The task:
Go through the records and copy each line where the word "rate" occurs.

Recorded data:
==============================

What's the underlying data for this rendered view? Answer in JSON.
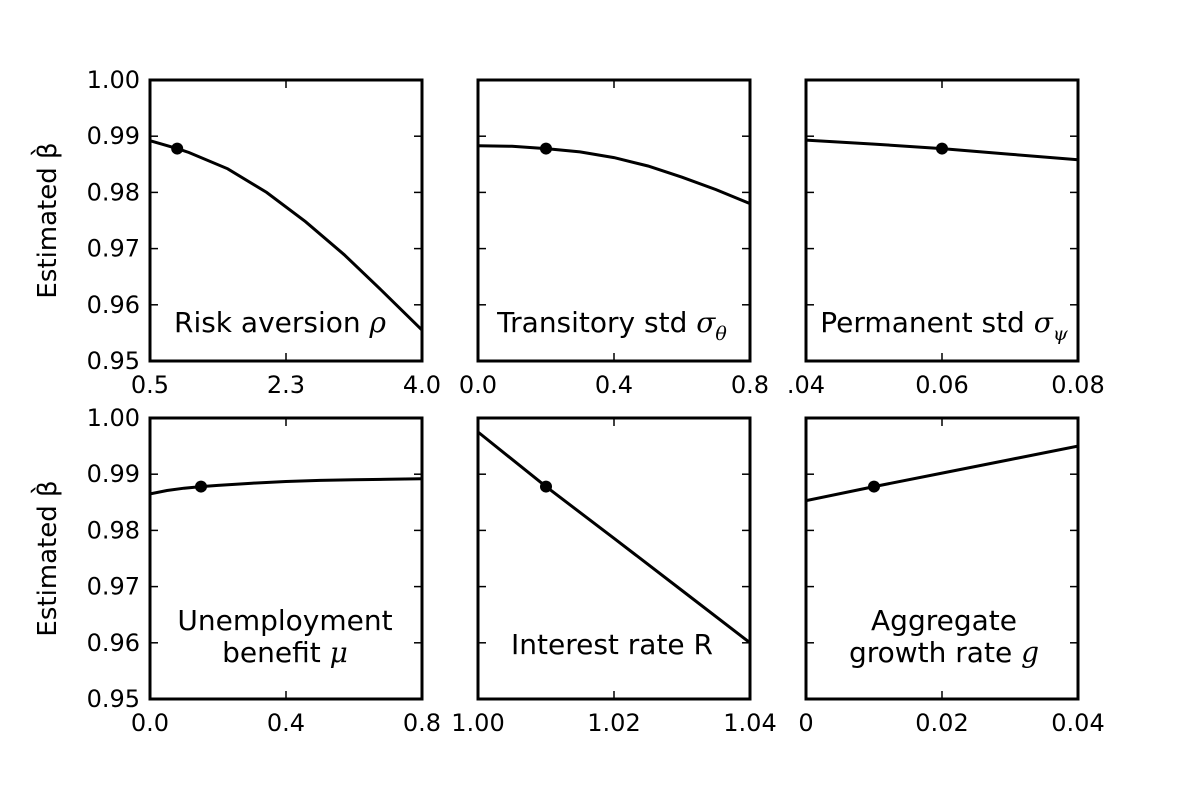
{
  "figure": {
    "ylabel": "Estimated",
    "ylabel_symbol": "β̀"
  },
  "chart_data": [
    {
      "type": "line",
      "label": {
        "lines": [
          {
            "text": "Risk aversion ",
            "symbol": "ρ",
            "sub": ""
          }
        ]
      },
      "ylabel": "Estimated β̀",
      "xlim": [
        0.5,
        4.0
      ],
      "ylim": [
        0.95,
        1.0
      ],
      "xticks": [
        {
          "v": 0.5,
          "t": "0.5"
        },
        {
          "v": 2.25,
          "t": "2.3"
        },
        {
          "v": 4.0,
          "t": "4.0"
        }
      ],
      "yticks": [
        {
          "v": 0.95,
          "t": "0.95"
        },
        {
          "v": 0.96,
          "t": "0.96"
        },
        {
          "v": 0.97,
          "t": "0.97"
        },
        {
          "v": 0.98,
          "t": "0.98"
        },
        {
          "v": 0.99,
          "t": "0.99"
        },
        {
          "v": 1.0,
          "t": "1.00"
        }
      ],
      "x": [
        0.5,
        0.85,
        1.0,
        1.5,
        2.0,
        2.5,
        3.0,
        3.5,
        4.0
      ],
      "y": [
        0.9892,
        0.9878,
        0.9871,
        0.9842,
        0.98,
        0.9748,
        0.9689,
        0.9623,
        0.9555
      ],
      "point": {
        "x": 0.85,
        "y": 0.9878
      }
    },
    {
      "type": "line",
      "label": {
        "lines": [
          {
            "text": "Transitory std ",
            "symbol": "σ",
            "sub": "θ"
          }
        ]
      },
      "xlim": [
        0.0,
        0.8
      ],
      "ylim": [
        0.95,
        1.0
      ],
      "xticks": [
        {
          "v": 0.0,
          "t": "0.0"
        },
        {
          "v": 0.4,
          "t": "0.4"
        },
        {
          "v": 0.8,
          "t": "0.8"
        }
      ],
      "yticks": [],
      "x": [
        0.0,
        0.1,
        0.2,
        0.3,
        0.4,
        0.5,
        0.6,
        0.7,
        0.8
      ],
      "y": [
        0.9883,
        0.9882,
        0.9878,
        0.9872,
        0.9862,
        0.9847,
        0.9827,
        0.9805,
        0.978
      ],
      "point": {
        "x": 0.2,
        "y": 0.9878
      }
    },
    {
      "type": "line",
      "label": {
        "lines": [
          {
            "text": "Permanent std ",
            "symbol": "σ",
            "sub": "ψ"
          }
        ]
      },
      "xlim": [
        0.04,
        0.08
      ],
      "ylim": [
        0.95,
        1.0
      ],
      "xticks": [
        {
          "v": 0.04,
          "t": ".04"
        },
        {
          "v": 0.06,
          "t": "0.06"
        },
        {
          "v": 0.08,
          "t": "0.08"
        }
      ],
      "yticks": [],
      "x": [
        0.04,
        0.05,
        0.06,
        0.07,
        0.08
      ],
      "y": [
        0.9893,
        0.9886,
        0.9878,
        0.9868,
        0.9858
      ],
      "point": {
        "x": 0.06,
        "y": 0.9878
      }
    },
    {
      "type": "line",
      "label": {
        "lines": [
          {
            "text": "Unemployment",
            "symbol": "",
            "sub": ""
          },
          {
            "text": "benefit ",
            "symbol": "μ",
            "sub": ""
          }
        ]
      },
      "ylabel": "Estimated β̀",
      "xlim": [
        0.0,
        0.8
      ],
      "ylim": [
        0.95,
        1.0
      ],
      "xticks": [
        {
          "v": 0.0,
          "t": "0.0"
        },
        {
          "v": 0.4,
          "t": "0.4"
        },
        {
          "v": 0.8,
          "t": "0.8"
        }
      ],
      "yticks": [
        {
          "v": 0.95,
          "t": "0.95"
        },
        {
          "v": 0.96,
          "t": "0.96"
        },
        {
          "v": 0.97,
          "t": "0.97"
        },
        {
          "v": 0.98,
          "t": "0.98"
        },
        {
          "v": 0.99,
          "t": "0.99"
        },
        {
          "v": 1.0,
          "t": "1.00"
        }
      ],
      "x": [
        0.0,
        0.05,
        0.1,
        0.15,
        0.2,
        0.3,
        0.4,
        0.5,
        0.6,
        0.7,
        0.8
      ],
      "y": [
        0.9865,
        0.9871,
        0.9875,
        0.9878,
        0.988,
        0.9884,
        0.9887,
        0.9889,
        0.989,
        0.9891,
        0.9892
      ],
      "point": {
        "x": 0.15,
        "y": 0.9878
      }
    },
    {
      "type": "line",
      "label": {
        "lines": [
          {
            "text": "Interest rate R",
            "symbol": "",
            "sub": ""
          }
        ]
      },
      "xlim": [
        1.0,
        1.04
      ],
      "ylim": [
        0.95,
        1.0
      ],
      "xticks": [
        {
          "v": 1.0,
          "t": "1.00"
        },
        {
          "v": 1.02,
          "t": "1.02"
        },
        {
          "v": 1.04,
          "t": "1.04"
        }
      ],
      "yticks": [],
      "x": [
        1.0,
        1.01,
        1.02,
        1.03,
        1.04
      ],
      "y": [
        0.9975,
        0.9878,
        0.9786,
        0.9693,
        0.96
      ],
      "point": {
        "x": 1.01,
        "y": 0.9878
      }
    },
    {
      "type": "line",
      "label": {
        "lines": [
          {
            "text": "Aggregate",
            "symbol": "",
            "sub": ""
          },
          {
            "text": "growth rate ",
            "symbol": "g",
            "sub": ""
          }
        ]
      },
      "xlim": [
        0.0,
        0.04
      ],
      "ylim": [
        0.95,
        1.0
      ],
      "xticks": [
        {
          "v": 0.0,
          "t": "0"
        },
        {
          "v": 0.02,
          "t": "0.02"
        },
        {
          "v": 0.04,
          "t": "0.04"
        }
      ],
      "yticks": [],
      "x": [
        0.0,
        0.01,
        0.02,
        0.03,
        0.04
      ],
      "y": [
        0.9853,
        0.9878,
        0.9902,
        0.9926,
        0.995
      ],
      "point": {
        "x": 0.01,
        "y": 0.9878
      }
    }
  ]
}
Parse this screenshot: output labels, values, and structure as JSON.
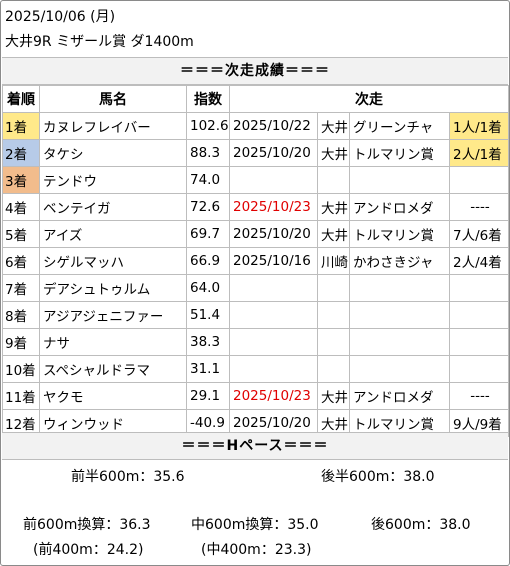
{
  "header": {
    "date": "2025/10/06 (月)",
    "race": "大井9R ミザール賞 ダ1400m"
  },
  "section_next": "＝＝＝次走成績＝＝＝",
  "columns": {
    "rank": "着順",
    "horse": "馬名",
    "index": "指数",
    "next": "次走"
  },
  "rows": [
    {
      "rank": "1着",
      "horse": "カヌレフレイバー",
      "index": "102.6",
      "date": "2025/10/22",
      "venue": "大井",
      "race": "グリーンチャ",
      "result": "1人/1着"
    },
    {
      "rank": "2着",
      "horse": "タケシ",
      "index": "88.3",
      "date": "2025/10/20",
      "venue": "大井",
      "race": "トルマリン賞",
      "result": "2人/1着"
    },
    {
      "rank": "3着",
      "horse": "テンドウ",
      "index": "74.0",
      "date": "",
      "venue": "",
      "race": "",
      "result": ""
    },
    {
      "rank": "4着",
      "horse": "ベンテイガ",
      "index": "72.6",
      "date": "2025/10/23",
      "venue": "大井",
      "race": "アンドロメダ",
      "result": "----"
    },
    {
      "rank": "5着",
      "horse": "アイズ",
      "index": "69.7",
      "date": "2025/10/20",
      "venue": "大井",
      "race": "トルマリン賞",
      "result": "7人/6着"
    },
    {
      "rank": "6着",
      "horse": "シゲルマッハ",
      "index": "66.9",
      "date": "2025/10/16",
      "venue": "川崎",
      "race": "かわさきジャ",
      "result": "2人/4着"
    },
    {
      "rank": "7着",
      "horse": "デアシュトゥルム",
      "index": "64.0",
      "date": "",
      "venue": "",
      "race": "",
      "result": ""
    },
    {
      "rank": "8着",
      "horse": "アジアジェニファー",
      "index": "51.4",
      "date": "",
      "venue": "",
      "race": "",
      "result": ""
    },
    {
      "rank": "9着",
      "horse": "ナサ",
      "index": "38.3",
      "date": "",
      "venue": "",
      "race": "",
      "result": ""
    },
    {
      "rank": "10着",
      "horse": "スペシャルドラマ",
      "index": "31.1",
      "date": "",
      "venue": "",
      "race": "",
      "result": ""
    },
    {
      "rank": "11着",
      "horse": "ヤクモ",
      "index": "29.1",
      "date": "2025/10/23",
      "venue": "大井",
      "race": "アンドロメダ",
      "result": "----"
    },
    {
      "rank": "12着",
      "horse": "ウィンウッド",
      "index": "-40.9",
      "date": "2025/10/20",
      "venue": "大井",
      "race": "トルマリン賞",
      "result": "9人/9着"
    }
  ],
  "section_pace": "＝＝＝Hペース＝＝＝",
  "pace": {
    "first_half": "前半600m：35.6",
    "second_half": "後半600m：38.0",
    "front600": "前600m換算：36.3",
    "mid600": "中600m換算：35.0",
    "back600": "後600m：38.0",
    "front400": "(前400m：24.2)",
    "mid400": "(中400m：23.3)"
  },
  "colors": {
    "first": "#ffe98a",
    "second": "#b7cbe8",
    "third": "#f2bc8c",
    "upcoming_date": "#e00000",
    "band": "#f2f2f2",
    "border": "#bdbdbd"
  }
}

==============================

Written response:
            "text": "Interest rate R",
            "text": "growth rate ",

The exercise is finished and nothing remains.